(Data entries)
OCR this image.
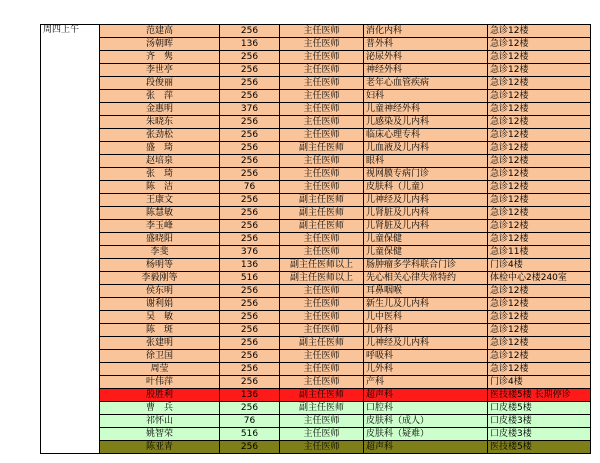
周四上午	范建高	256	主任医师	消化内科	急诊12楼
	汤朝晖	136	主任医师	普外科	急诊12楼
	齐　隽	256	主任医师	泌尿外科	急诊12楼
	李世亭	256	主任医师	神经外科	急诊12楼
	段俊丽	256	主任医师	老年心血管疾病	急诊12楼
	张　萍	256	主任医师	妇科	急诊12楼
	金惠明	376	主任医师	儿童神经外科	急诊12楼
	朱晓东	256	主任医师	儿感染及儿内科	急诊12楼
	张劲松	256	主任医师	临床心理专科	急诊12楼
	盛　琦	256	副主任医师	儿血液及儿内科	急诊12楼
	赵培泉	256	主任医师	眼科	急诊12楼
	张　琦	256	主任医师	视网膜专病门诊	急诊12楼
	陈　洁	76	主任医师	皮肤科（儿童）	急诊12楼
	王康文	256	副主任医师	儿神经及儿内科	急诊12楼
	陈慧敏	256	副主任医师	儿肾脏及儿内科	急诊12楼
	李玉峰	256	副主任医师	儿肾脏及儿内科	急诊12楼
	盛晓阳	256	主任医师	儿童保健	急诊12楼
	李斐	376	主任医师	儿童保健	急诊11楼
	杨明等	136	副主任医师以上	肠肿瘤多学科联合门诊	门诊4楼
	李毅刚等	516	副主任医师以上	先心相关心律失常特约	体检中心2楼240室
	侯东明	256	主任医师	耳鼻咽喉	急诊12楼
	谢利娟	256	主任医师	新生儿及儿内科	急诊12楼
	吴　敏	256	主任医师	儿中医科	急诊12楼
	陈　斑	256	主任医师	儿骨科	急诊12楼
	张建明	256	副主任医师	儿神经及儿内科	急诊12楼
	徐卫国	256	主任医师	呼吸科	急诊12楼
	周莹	256	主任医师	儿外科	急诊12楼
	叶伟萍	256	主任医师	产科	门诊4楼
	殷胜利	136	副主任医师	超声科	医技楼5楼 长期停诊
	曹　兵	256	副主任医师	口腔科	口皮楼5楼
	祁怀山	76	主任医师	皮肤科（成人）	口皮楼3楼
	姚智荣	516	主任医师	皮肤科（疑难）	口皮楼3楼
	陈亚青	256	主任医师	超声科	医技楼5楼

Work to be completed » Pick out all the lines with the word "儿肾脏及儿内科" in them and copy them.

Final answer »
	陈慧敏	256	副主任医师	儿肾脏及儿内科	急诊12楼
	李玉峰	256	副主任医师	儿肾脏及儿内科	急诊12楼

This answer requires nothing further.